SOURCE RECORDS —
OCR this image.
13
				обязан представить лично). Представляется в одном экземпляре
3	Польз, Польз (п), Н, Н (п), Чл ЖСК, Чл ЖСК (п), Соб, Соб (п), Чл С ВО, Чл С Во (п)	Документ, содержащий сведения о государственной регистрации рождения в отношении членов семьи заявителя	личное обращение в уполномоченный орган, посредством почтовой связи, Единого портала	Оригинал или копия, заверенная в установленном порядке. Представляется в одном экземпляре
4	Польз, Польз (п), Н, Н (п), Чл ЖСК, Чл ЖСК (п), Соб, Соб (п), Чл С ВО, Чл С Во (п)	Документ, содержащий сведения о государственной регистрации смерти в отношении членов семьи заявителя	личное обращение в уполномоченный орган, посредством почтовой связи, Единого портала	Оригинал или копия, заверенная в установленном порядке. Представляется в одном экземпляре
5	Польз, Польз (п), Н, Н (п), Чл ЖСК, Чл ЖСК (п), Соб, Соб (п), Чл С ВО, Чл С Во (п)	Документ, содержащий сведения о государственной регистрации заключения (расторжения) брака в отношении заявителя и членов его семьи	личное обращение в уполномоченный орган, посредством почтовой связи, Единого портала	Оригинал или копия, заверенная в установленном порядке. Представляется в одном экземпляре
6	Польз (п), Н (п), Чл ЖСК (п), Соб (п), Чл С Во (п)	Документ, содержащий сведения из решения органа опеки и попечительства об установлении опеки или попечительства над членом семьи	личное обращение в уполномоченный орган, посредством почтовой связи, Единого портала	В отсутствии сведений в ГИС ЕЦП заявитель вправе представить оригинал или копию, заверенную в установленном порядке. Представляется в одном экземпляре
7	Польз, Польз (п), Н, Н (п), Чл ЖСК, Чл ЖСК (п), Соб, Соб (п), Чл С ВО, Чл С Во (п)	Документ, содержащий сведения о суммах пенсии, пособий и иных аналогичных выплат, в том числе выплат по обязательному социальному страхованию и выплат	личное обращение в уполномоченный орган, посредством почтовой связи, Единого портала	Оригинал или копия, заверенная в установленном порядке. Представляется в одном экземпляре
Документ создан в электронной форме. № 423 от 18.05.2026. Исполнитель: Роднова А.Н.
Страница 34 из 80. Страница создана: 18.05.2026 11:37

JOB — Your task is to repeat the data exactly, with nothing left out.

FINAL RESULT —
OCR this image.
13
				обязан представить лично). Представляется в одном экземпляре
3	Польз, Польз (п), Н, Н (п), Чл ЖСК, Чл ЖСК (п), Соб, Соб (п), Чл С ВО, Чл С Во (п)	Документ, содержащий сведения о государственной регистрации рождения в отношении членов семьи заявителя	личное обращение в уполномоченный орган, посредством почтовой связи, Единого портала	Оригинал или копия, заверенная в установленном порядке. Представляется в одном экземпляре
4	Польз, Польз (п), Н, Н (п), Чл ЖСК, Чл ЖСК (п), Соб, Соб (п), Чл С ВО, Чл С Во (п)	Документ, содержащий сведения о государственной регистрации смерти в отношении членов семьи заявителя	личное обращение в уполномоченный орган, посредством почтовой связи, Единого портала	Оригинал или копия, заверенная в установленном порядке. Представляется в одном экземпляре
5	Польз, Польз (п), Н, Н (п), Чл ЖСК, Чл ЖСК (п), Соб, Соб (п), Чл С ВО, Чл С Во (п)	Документ, содержащий сведения о государственной регистрации заключения (расторжения) брака в отношении заявителя и членов его семьи	личное обращение в уполномоченный орган, посредством почтовой связи, Единого портала	Оригинал или копия, заверенная в установленном порядке. Представляется в одном экземпляре
6	Польз (п), Н (п), Чл ЖСК (п), Соб (п), Чл С Во (п)	Документ, содержащий сведения из решения органа опеки и попечительства об установлении опеки или попечительства над членом семьи	личное обращение в уполномоченный орган, посредством почтовой связи, Единого портала	В отсутствии сведений в ГИС ЕЦП заявитель вправе представить оригинал или копию, заверенную в установленном порядке. Представляется в одном экземпляре
7	Польз, Польз (п), Н, Н (п), Чл ЖСК, Чл ЖСК (п), Соб, Соб (п), Чл С ВО, Чл С Во (п)	Документ, содержащий сведения о суммах пенсии, пособий и иных аналогичных выплат, в том числе выплат по обязательному социальному страхованию и выплат	личное обращение в уполномоченный орган, посредством почтовой связи, Единого портала	Оригинал или копия, заверенная в установленном порядке. Представляется в одном экземпляре
Документ создан в электронной форме. № 423 от 18.05.2026. Исполнитель: Роднова А.Н.
Страница 34 из 80. Страница создана: 18.05.2026 11:37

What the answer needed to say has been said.